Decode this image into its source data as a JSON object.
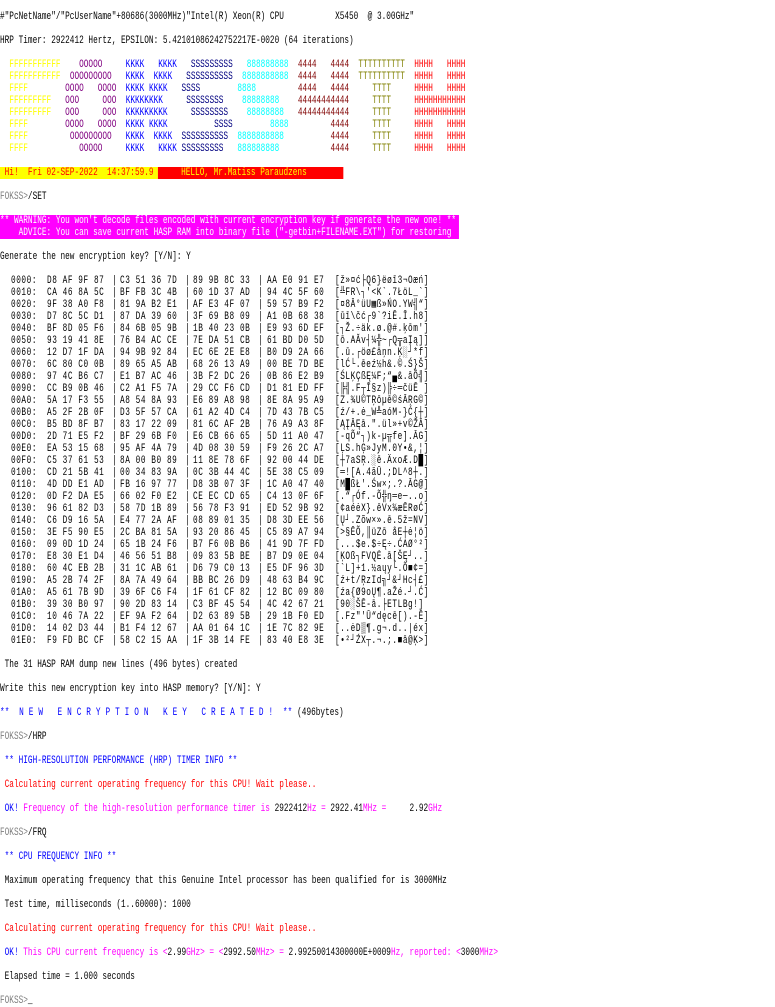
{
  "header": {
    "system_line": "#\"PcNetName\"/\"PcUserName\"+80686(3000MHz)\"Intel(R) Xeon(R) CPU           X5450  @ 3.00GHz\"",
    "hrp_line": "HRP Timer: 2922412 Hertz, EPSILON: 5.42101086242752217E-0020 (64 iterations)"
  },
  "banner": {
    "rows": [
      "  FFFFFFFFFFF    OOOOO     KKKK   KKKK   SSSSSSSSS   888888888  4444   4444  TTTTTTTTTT  HHHH   HHHH",
      "  FFFFFFFFFFF  OOOOOOOOO   KKKK  KKKK   SSSSSSSSSS  8888888888  4444   4444  TTTTTTTTTT  HHHH   HHHH",
      "  FFFF        OOOO   OOOO  KKKK KKKK   SSSS        8888         4444   4444     TTTT     HHHH   HHHH",
      "  FFFFFFFFF   OOO     OOO  KKKKKKKK     SSSSSSSS    88888888    44444444444     TTTT     HHHHHHHHHHH",
      "  FFFFFFFFF   OOO     OOO  KKKKKKKKK     SSSSSSSS    88888888   44444444444     TTTT     HHHHHHHHHHH",
      "  FFFF        OOOO   OOOO  KKKK KKKK          SSSS        8888         4444     TTTT     HHHH   HHHH",
      "  FFFF         OOOOOOOOO   KKKK  KKKK  SSSSSSSSSS  8888888888          4444     TTTT     HHHH   HHHH",
      "  FFFF           OOOOO     KKKK   KKKK SSSSSSSSS   888888888           4444     TTTT     HHHH   HHHH"
    ],
    "colors": {
      "F": "#ffff00",
      "O": "#800080",
      "K": "#0000ff",
      "S": "#000080",
      "8": "#00ffff",
      "4": "#800000",
      "T": "#808000",
      "H": "#ff0000"
    }
  },
  "greeting": {
    "date_text": " Hi!  Fri 02-SEP-2022  14:37:59.9",
    "hello_text": "HELLO, Mr.Matiss Paraudzens"
  },
  "prompt": "FOKSS>",
  "set_session": {
    "command": "/SET",
    "warning_line1": "** WARNING: You won't decode files encoded with current encryption key if generate the new one! **",
    "warning_line2": "    ADVICE: You can save current HASP RAM into binary file (\"-getbin+FILENAME.EXT\") for restoring",
    "generate_question": "Generate the new encryption key? [Y/N]: Y",
    "dump": [
      {
        "offset": "0000:",
        "hex": [
          "D8 AF 9F 87",
          "C3 51 36 7D",
          "89 9B 8C 33",
          "AA E0 91 E7"
        ],
        "ascii": "[ž»¤ć├Q6}ëøī3¬Oæń]"
      },
      {
        "offset": "0010:",
        "hex": [
          "CA 46 8A 5C",
          "BF FB 3C 4B",
          "60 1D 37 AD",
          "94 4C 5F 60"
        ],
        "ascii": "[╩FR\\┐'<K`.7ŁöL_`]"
      },
      {
        "offset": "0020:",
        "hex": [
          "9F 38 A0 F8",
          "81 9A B2 E1",
          "AF E3 4F 07",
          "59 57 B9 F2"
        ],
        "ascii": "[¤8Ā°üU▦ß»ŃO.YW╣“]"
      },
      {
        "offset": "0030:",
        "hex": [
          "D7 8C 5C D1",
          "87 DA 39 60",
          "3F 69 B8 09",
          "A1 0B 68 38"
        ],
        "ascii": "[ūī\\čć┌9`?iĒ.Ī.h8]"
      },
      {
        "offset": "0040:",
        "hex": [
          "BF 8D 05 F6",
          "84 6B 05 9B",
          "1B 40 23 0B",
          "E9 93 6D EF"
        ],
        "ascii": "[┐Ž.÷äk.ø.@#.ķōm']"
      },
      {
        "offset": "0050:",
        "hex": [
          "93 19 41 8E",
          "76 B4 AC CE",
          "7E DA 51 CB",
          "61 BD D0 5D"
        ],
        "ascii": "[ō.AĂv┤¼╬~┌Q╦aĮą]]"
      },
      {
        "offset": "0060:",
        "hex": [
          "12 D7 1F DA",
          "94 9B 92 84",
          "EC 6E 2E E8",
          "B0 D9 2A 66"
        ],
        "ascii": "[.ū.┌öø£äņn.Ķ░┘*f]"
      },
      {
        "offset": "0070:",
        "hex": [
          "6C 80 C0 0B",
          "89 65 A5 AB",
          "68 26 13 A9",
          "00 BE 7D BE"
        ],
        "ascii": "[lĆ└.ēeź½h&.©.Ś}Š]"
      },
      {
        "offset": "0080:",
        "hex": [
          "97 4C B6 C7",
          "E1 B7 AC 46",
          "3B F2 DC 26",
          "0B 86 E2 B9"
        ],
        "ascii": "[ŚLĶÇßĘ¼F;“▄&.āÕ╣]"
      },
      {
        "offset": "0090:",
        "hex": [
          "CC B9 0B 46",
          "C2 A1 F5 7A",
          "29 CC F6 CD",
          "D1 81 ED FF"
        ],
        "ascii": "[╠╣.F┬Ī§z)╠÷═čüĒ ]"
      },
      {
        "offset": "00A0:",
        "hex": [
          "5A 17 F3 55",
          "A8 54 8A 93",
          "E6 89 A8 98",
          "8E 8A 95 A9"
        ],
        "ascii": "[Z.¾U©TŖōµē©śĀŖG©]"
      },
      {
        "offset": "00B0:",
        "hex": [
          "A5 2F 2B 0F",
          "D3 5F 57 CA",
          "61 A2 4D C4",
          "7D 43 7B C5"
        ],
        "ascii": "[ź/+.ė_W╩aóM-}Ć{┼]"
      },
      {
        "offset": "00C0:",
        "hex": [
          "B5 BD 8F B7",
          "83 17 22 09",
          "81 6C AF 2B",
          "76 A9 A3 8F"
        ],
        "ascii": "[ĄĮĀĘā.\".ül»+v©ŽĀ]"
      },
      {
        "offset": "00D0:",
        "hex": [
          "2D 71 E5 F2",
          "BF 29 6B F0",
          "E6 CB 66 65",
          "5D 11 A0 47"
        ],
        "ascii": "[-qÕ“┐)k-µ╦fe].ĀG]"
      },
      {
        "offset": "00E0:",
        "hex": [
          "EA 53 15 68",
          "95 AF 4A 79",
          "4D 08 30 59",
          "F9 26 2C A7"
        ],
        "ascii": "[ĻS.hĢ»JyM.0Y•&,¦]"
      },
      {
        "offset": "00F0:",
        "hex": [
          "C5 37 61 53",
          "8A 00 B0 89",
          "11 8E 78 6F",
          "92 00 44 DE"
        ],
        "ascii": "[┼7aSŖ.░ē.ÄxoÆ.D█]"
      },
      {
        "offset": "0100:",
        "hex": [
          "CD 21 5B 41",
          "00 34 83 9A",
          "0C 3B 44 4C",
          "5E 38 C5 09"
        ],
        "ascii": "[═![A.4ăŪ.;DL^8┼.]"
      },
      {
        "offset": "0110:",
        "hex": [
          "4D DD E1 AD",
          "FB 16 97 77",
          "D8 3B 07 3F",
          "1C A0 47 40"
        ],
        "ascii": "[M█ßŁ'.Św×;.?.ĀG@]"
      },
      {
        "offset": "0120:",
        "hex": [
          "0D F2 DA E5",
          "66 02 F0 E2",
          "CE EC CD 65",
          "C4 13 0F 6F"
        ],
        "ascii": "[.“┌Óf.-Õ╬ŋ═e─..o]"
      },
      {
        "offset": "0130:",
        "hex": [
          "96 61 82 D3",
          "58 7D 1B 89",
          "56 78 F3 91",
          "ED 52 9B 92"
        ],
        "ascii": "[¢aéėX}.ēVx¾æĒRøĆ]"
      },
      {
        "offset": "0140:",
        "hex": [
          "C6 D9 16 5A",
          "E4 77 2A AF",
          "08 89 01 35",
          "D8 3D EE 56"
        ],
        "ascii": "[Ų┘.Zõw×».ē.5ž=NV]"
      },
      {
        "offset": "0150:",
        "hex": [
          "3E F5 90 E5",
          "2C BA 81 5A",
          "93 20 86 45",
          "C5 89 A7 94"
        ],
        "ascii": "[>§ĒÕ,║üZō åE┼ė¦ö]"
      },
      {
        "offset": "0160:",
        "hex": [
          "09 0D 1D 24",
          "65 1B 24 F6",
          "B7 F6 0B B6",
          "41 9D 7F FD"
        ],
        "ascii": "[...$e.$÷Ę÷.ĆAØ°²]"
      },
      {
        "offset": "0170:",
        "hex": [
          "E8 30 E1 D4",
          "46 56 51 B8",
          "09 83 5B BE",
          "B7 D9 0E 04"
        ],
        "ascii": "[ĶOß┐FVQĖ.ā[ŠĘ┘..]"
      },
      {
        "offset": "0180:",
        "hex": [
          "60 4C EB 2B",
          "31 1C AB 61",
          "D6 79 C0 13",
          "E5 DF 96 3D"
        ],
        "ascii": "[`L]+1.½aųy└.Õ■¢=]"
      },
      {
        "offset": "0190:",
        "hex": [
          "A5 2B 74 2F",
          "8A 7A 49 64",
          "BB BC 26 D9",
          "48 63 B4 9C"
        ],
        "ascii": "[ź+t/ŖzId╗┘&┘Hc┤£]"
      },
      {
        "offset": "01A0:",
        "hex": [
          "A5 61 7B 9D",
          "39 6F C6 F4",
          "1F 61 CF 82",
          "12 BC 09 80"
        ],
        "ascii": "[źa{Ø9oŲ¶.aŽé.┘.Ć]"
      },
      {
        "offset": "01B0:",
        "hex": [
          "39 30 B0 97",
          "90 2D 83 14",
          "C3 BF 45 54",
          "4C 42 67 21"
        ],
        "ascii": "[90░ŠĒ-ā.├ETLBg!]"
      },
      {
        "offset": "01C0:",
        "hex": [
          "10 46 7A 22",
          "EF 9A F2 64",
          "D2 63 89 5B",
          "29 1B F0 ED"
        ],
        "ascii": "[.Fz\"'Ū“dęcē[).-Ē]"
      },
      {
        "offset": "01D0:",
        "hex": [
          "14 02 D3 44",
          "B1 F4 12 67",
          "AA 01 64 1C",
          "1E 7C 82 9E"
        ],
        "ascii": "[..ėD▒¶.g¬.d..|éx]"
      },
      {
        "offset": "01E0:",
        "hex": [
          "F9 FD BC CF",
          "58 C2 15 AA",
          "1F 3B 14 FE",
          "83 40 E8 3E"
        ],
        "ascii": "[•²┘ŹX┬.¬.;.■ā@Ķ>]"
      }
    ],
    "dump_summary": "The 31 HASP RAM dump new lines (496 bytes) created",
    "write_question": "Write this new encryption key into HASP memory? [Y/N]: Y",
    "created_banner": "**  N E W   E N C R Y P T I O N   K E Y   C R E A T E D !  **",
    "created_bytes": " (496bytes)"
  },
  "hrp_session": {
    "command": "/HRP",
    "title": "** HIGH-RESOLUTION PERFORMANCE (HRP) TIMER INFO **",
    "calculating": "Calculating current operating frequency for this CPU! Wait please..",
    "ok": "OK!",
    "result_label": " Frequency of the high-resolution performance timer is ",
    "hz_value": "2922412",
    "hz_unit": "Hz = ",
    "mhz_value": "2922.41",
    "mhz_unit": "MHz = ",
    "ghz_value": "    2.92",
    "ghz_unit": "GHz"
  },
  "frq_session": {
    "command": "/FRQ",
    "title": "** CPU FREQUENCY INFO **",
    "max_freq": "Maximum operating frequency that this Genuine Intel processor has been qualified for is 3000MHz",
    "test_time": "Test time, milliseconds (1..60000): 1000",
    "calculating": "Calculating current operating frequency for this CPU! Wait please..",
    "ok": "OK!",
    "result_label": " This CPU current frequency is <",
    "ghz_value": "2.99",
    "ghz_unit": "GHz> = <",
    "mhz_value": "2992.50",
    "mhz_unit": "MHz> = ",
    "hz_value": "2.99250014300000E+0009",
    "reported_label": "Hz, reported: <",
    "reported_value": "3000",
    "reported_unit": "MHz>",
    "elapsed": "Elapsed time = 1.000 seconds"
  },
  "final_prompt": {
    "cursor": "_"
  }
}
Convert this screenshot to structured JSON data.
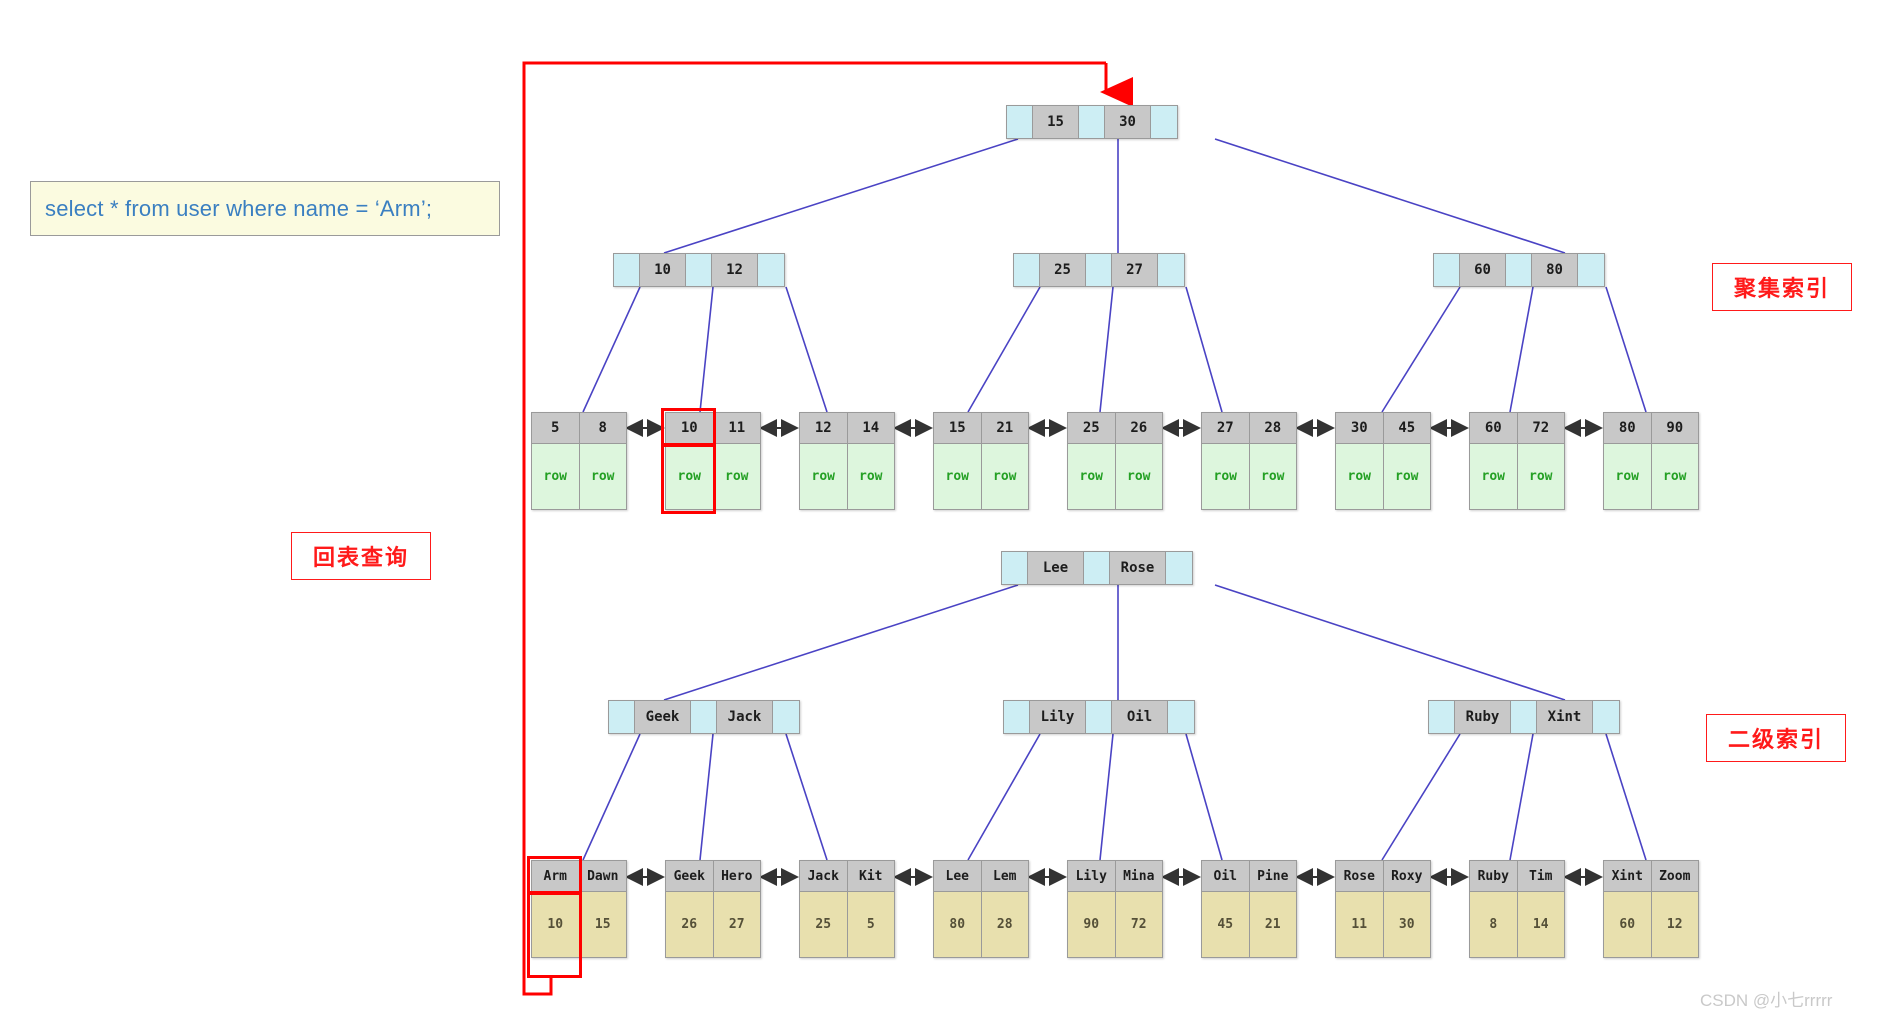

┄┄┄┄┄┄┄┄┄┄┄┄┄┄┄┄┄┄┄┄

Given task> Check each line of the data above for the string "INFO", then report how many lines have it, with no other words.

Worked solution> 2